==== Source records

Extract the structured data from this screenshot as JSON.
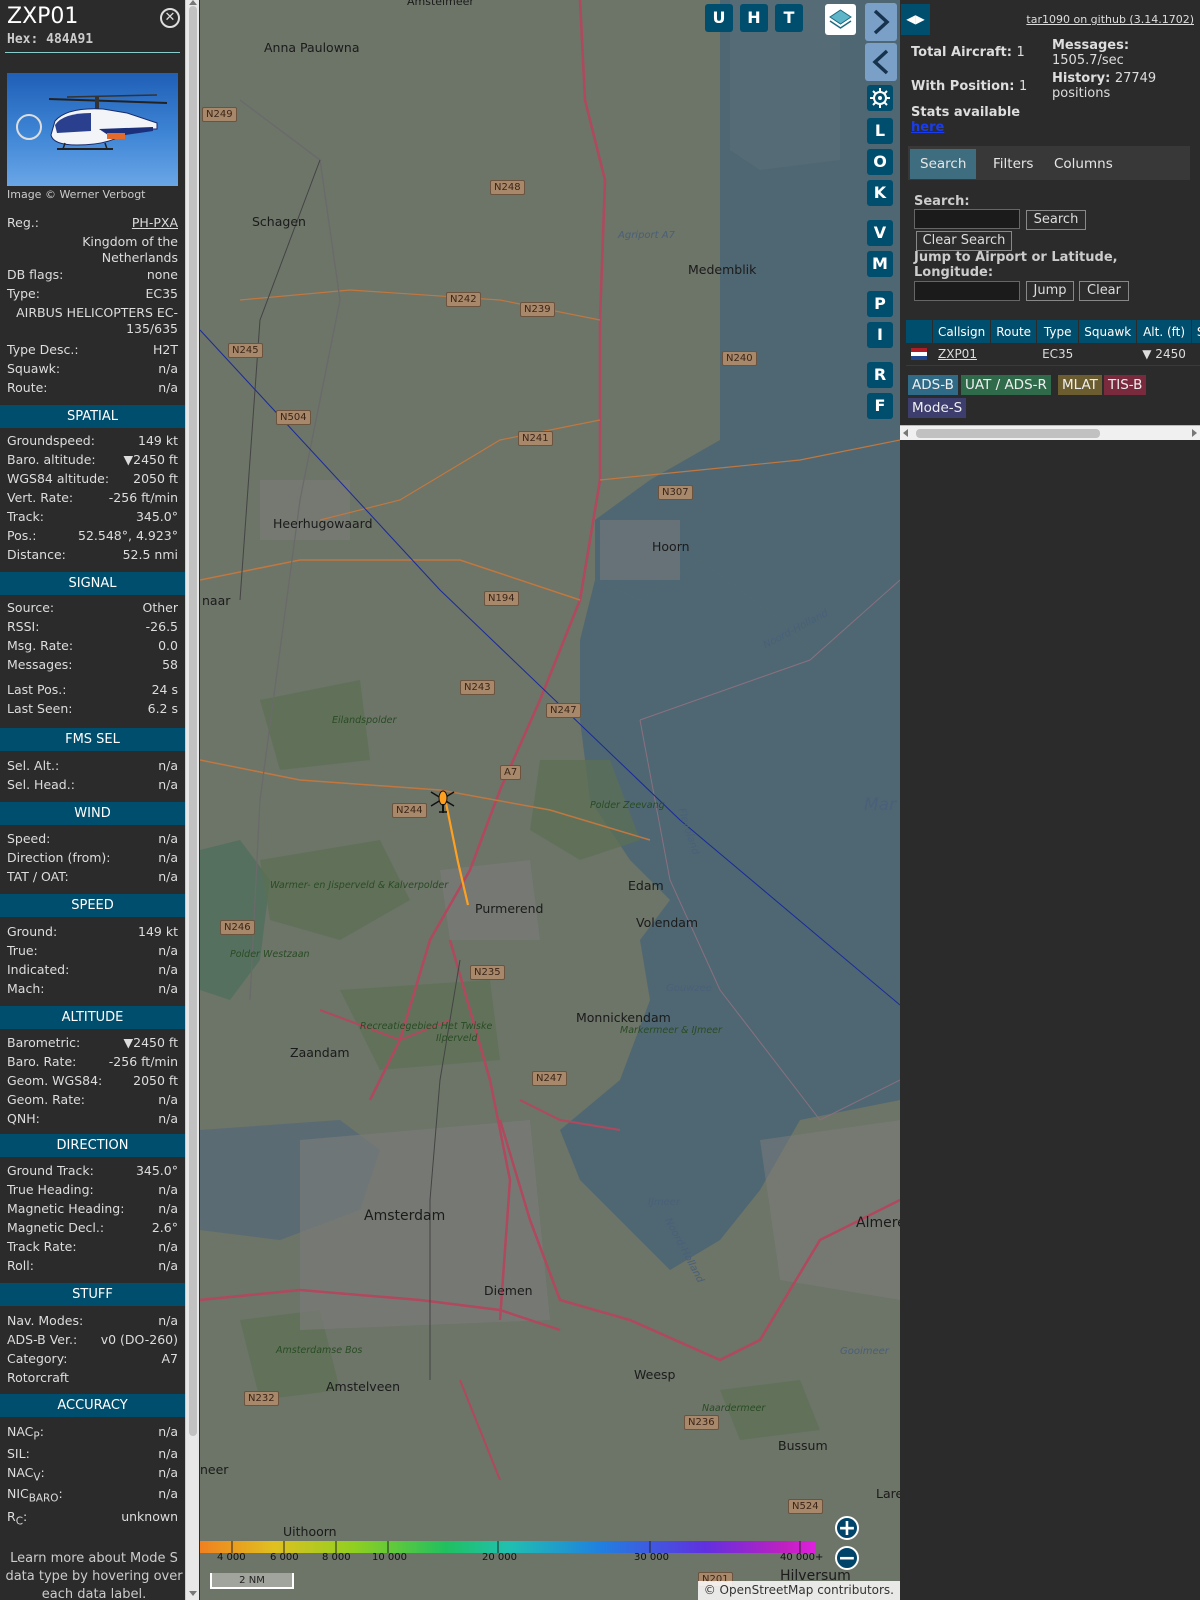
{
  "info": {
    "callsign": "ZXP01",
    "hex": "Hex: 484A91",
    "photo_credit": "Image © Werner Verbogt",
    "rows_top": [
      {
        "k": "Reg.:",
        "v": "PH-PXA"
      },
      {
        "k": "",
        "v": "Kingdom of the Netherlands"
      },
      {
        "k": "DB flags:",
        "v": "none"
      },
      {
        "k": "Type:",
        "v": "EC35"
      },
      {
        "k": "",
        "v": "AIRBUS HELICOPTERS EC-135/635"
      },
      {
        "k": "Type Desc.:",
        "v": "H2T"
      },
      {
        "k": "Squawk:",
        "v": "n/a"
      },
      {
        "k": "Route:",
        "v": "n/a"
      }
    ],
    "sections": {
      "spatial": "SPATIAL",
      "signal": "SIGNAL",
      "fms": "FMS SEL",
      "wind": "WIND",
      "speed": "SPEED",
      "altitude": "ALTITUDE",
      "direction": "DIRECTION",
      "stuff": "STUFF",
      "accuracy": "ACCURACY"
    },
    "spatial": [
      {
        "k": "Groundspeed:",
        "v": "149 kt"
      },
      {
        "k": "Baro. altitude:",
        "v": "▼2450 ft"
      },
      {
        "k": "WGS84 altitude:",
        "v": "2050 ft"
      },
      {
        "k": "Vert. Rate:",
        "v": "-256 ft/min"
      },
      {
        "k": "Track:",
        "v": "345.0°"
      },
      {
        "k": "Pos.:",
        "v": "52.548°, 4.923°"
      },
      {
        "k": "Distance:",
        "v": "52.5 nmi"
      }
    ],
    "signal": [
      {
        "k": "Source:",
        "v": "Other"
      },
      {
        "k": "RSSI:",
        "v": "-26.5"
      },
      {
        "k": "Msg. Rate:",
        "v": "0.0"
      },
      {
        "k": "Messages:",
        "v": "58"
      },
      {
        "k": "Last Pos.:",
        "v": "24 s"
      },
      {
        "k": "Last Seen:",
        "v": "6.2 s"
      }
    ],
    "fms": [
      {
        "k": "Sel. Alt.:",
        "v": "n/a"
      },
      {
        "k": "Sel. Head.:",
        "v": "n/a"
      }
    ],
    "wind": [
      {
        "k": "Speed:",
        "v": "n/a"
      },
      {
        "k": "Direction (from):",
        "v": "n/a"
      },
      {
        "k": "TAT / OAT:",
        "v": "n/a"
      }
    ],
    "speed": [
      {
        "k": "Ground:",
        "v": "149 kt"
      },
      {
        "k": "True:",
        "v": "n/a"
      },
      {
        "k": "Indicated:",
        "v": "n/a"
      },
      {
        "k": "Mach:",
        "v": "n/a"
      }
    ],
    "altitude": [
      {
        "k": "Barometric:",
        "v": "▼2450 ft"
      },
      {
        "k": "Baro. Rate:",
        "v": "-256 ft/min"
      },
      {
        "k": "Geom. WGS84:",
        "v": "2050 ft"
      },
      {
        "k": "Geom. Rate:",
        "v": "n/a"
      },
      {
        "k": "QNH:",
        "v": "n/a"
      }
    ],
    "direction": [
      {
        "k": "Ground Track:",
        "v": "345.0°"
      },
      {
        "k": "True Heading:",
        "v": "n/a"
      },
      {
        "k": "Magnetic Heading:",
        "v": "n/a"
      },
      {
        "k": "Magnetic Decl.:",
        "v": "2.6°"
      },
      {
        "k": "Track Rate:",
        "v": "n/a"
      },
      {
        "k": "Roll:",
        "v": "n/a"
      }
    ],
    "stuff": [
      {
        "k": "Nav. Modes:",
        "v": "n/a"
      },
      {
        "k": "ADS-B Ver.:",
        "v": "v0 (DO-260)"
      },
      {
        "k": "Category:",
        "v": "A7"
      },
      {
        "k": "Rotorcraft",
        "v": ""
      }
    ],
    "accuracy": [
      {
        "k": "NAC",
        "sub": "P",
        "v": "n/a"
      },
      {
        "k": "SIL:",
        "sub": "",
        "v": "n/a"
      },
      {
        "k": "NAC",
        "sub": "V",
        "v": "n/a"
      },
      {
        "k": "NIC",
        "sub": "BARO",
        "v": "n/a"
      },
      {
        "k": "R",
        "sub": "C",
        "v": "unknown"
      }
    ],
    "footnote": "Learn more about Mode S data type by hovering over each data label."
  },
  "map": {
    "buttons": {
      "u": "U",
      "h": "H",
      "t": "T",
      "l": "L",
      "o": "O",
      "k": "K",
      "v": "V",
      "m": "M",
      "p": "P",
      "i": "I",
      "r": "R",
      "f": "F"
    },
    "places": [
      {
        "id": "amstelmeer",
        "t": "Amstelmeer"
      },
      {
        "id": "anna",
        "t": "Anna Paulowna"
      },
      {
        "id": "schagen",
        "t": "Schagen"
      },
      {
        "id": "agriport",
        "t": "Agriport A7"
      },
      {
        "id": "medemblik",
        "t": "Medemblik"
      },
      {
        "id": "heerhugowaard",
        "t": "Heerhugowaard"
      },
      {
        "id": "hoorn",
        "t": "Hoorn"
      },
      {
        "id": "naar",
        "t": "naar"
      },
      {
        "id": "eilandspolder",
        "t": "Eilandspolder"
      },
      {
        "id": "purmerend",
        "t": "Purmerend"
      },
      {
        "id": "edam",
        "t": "Edam"
      },
      {
        "id": "volendam",
        "t": "Volendam"
      },
      {
        "id": "zaandam",
        "t": "Zaandam"
      },
      {
        "id": "monnickendam",
        "t": "Monnickendam"
      },
      {
        "id": "amsterdam",
        "t": "Amsterdam"
      },
      {
        "id": "diemen",
        "t": "Diemen"
      },
      {
        "id": "amstelveen",
        "t": "Amstelveen"
      },
      {
        "id": "weesp",
        "t": "Weesp"
      },
      {
        "id": "bussum",
        "t": "Bussum"
      },
      {
        "id": "hilversum",
        "t": "Hilversum"
      },
      {
        "id": "uithoorn",
        "t": "Uithoorn"
      },
      {
        "id": "almere",
        "t": "Almere"
      },
      {
        "id": "marken",
        "t": "Mar"
      },
      {
        "id": "neer",
        "t": "neer"
      },
      {
        "id": "laren",
        "t": "Larer"
      }
    ],
    "water": [
      {
        "id": "noordholland1",
        "t": "Noord-Holland"
      },
      {
        "id": "flevoland",
        "t": "Flevoland"
      },
      {
        "id": "gouwzee",
        "t": "Gouwzee"
      },
      {
        "id": "ijmeer",
        "t": "IJmeer"
      },
      {
        "id": "noordholland2",
        "t": "Noord-Holland"
      },
      {
        "id": "gooimeer",
        "t": "Gooimeer"
      }
    ],
    "parks": [
      {
        "id": "zeevang",
        "t": "Polder Zeevang"
      },
      {
        "id": "warmer",
        "t": "Warmer- en Jisperveld & Kalverpolder"
      },
      {
        "id": "westzaan",
        "t": "Polder Westzaan"
      },
      {
        "id": "twiske",
        "t": "Recreatiegebied Het Twiske"
      },
      {
        "id": "ilperveld",
        "t": "Ilperveld"
      },
      {
        "id": "markermeer",
        "t": "Markermeer & IJmeer"
      },
      {
        "id": "amsterdamsebos",
        "t": "Amsterdamse Bos"
      },
      {
        "id": "naardermeer",
        "t": "Naardermeer"
      }
    ],
    "shields": [
      {
        "id": "n249",
        "t": "N249"
      },
      {
        "id": "n248",
        "t": "N248"
      },
      {
        "id": "n242",
        "t": "N242"
      },
      {
        "id": "n239",
        "t": "N239"
      },
      {
        "id": "n245",
        "t": "N245"
      },
      {
        "id": "n240",
        "t": "N240"
      },
      {
        "id": "n504",
        "t": "N504"
      },
      {
        "id": "n241",
        "t": "N241"
      },
      {
        "id": "n307",
        "t": "N307"
      },
      {
        "id": "n194",
        "t": "N194"
      },
      {
        "id": "n243",
        "t": "N243"
      },
      {
        "id": "n247a",
        "t": "N247"
      },
      {
        "id": "a7",
        "t": "A7"
      },
      {
        "id": "n244",
        "t": "N244"
      },
      {
        "id": "n246",
        "t": "N246"
      },
      {
        "id": "n235",
        "t": "N235"
      },
      {
        "id": "n247b",
        "t": "N247"
      },
      {
        "id": "n232",
        "t": "N232"
      },
      {
        "id": "n236",
        "t": "N236"
      },
      {
        "id": "n524",
        "t": "N524"
      },
      {
        "id": "n201",
        "t": "N201"
      }
    ],
    "alt_labels": [
      "4 000",
      "6 000",
      "8 000",
      "10 000",
      "20 000",
      "30 000",
      "40 000+"
    ],
    "scale": "2 NM",
    "attribution_pre": "© ",
    "attribution_link": "OpenStreetMap",
    "attribution_post": " contributors."
  },
  "right": {
    "toggle_icon": "◀▶",
    "github": "tar1090 on github (3.14.1702)",
    "total_aircraft_label": "Total Aircraft:",
    "total_aircraft": "1",
    "with_position_label": "With Position:",
    "with_position": "1",
    "stats_label": "Stats available",
    "stats_link": "here",
    "messages_label": "Messages:",
    "messages": "1505.7/sec",
    "history_label": "History:",
    "history": "27749 positions",
    "tabs": [
      "Search",
      "Filters",
      "Columns"
    ],
    "search_label": "Search:",
    "search_value": "",
    "search_button": "Search",
    "clear_search_button": "Clear Search",
    "jump_label": "Jump to Airport or Latitude, Longitude:",
    "jump_value": "",
    "jump_button": "Jump",
    "clear_button": "Clear",
    "table_headers": [
      "",
      "Callsign",
      "Route",
      "Type",
      "Squawk",
      "Alt. (ft)",
      "Spd"
    ],
    "table_rows": [
      {
        "callsign": "ZXP01",
        "route": "",
        "type": "EC35",
        "squawk": "",
        "alt": "▼ 2450",
        "spd": ""
      }
    ],
    "sources": [
      {
        "t": "ADS-B",
        "color": "#2f6b86"
      },
      {
        "t": "UAT / ADS-R",
        "color": "#2f6b4a"
      },
      {
        "t": "MLAT",
        "color": "#6b5d2f"
      },
      {
        "t": "TIS-B",
        "color": "#7a2a3d"
      },
      {
        "t": "Mode-S",
        "color": "#3d3d6e"
      }
    ]
  }
}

========

§ Work to do
Each line that has the word "Rate" should be copied.

§ Written solution
        "k": "Vert. Rate:",
        "k": "Msg. Rate:",
        "k": "Baro. Rate:",
        "k": "Geom. Rate:",
        "k": "Track Rate:",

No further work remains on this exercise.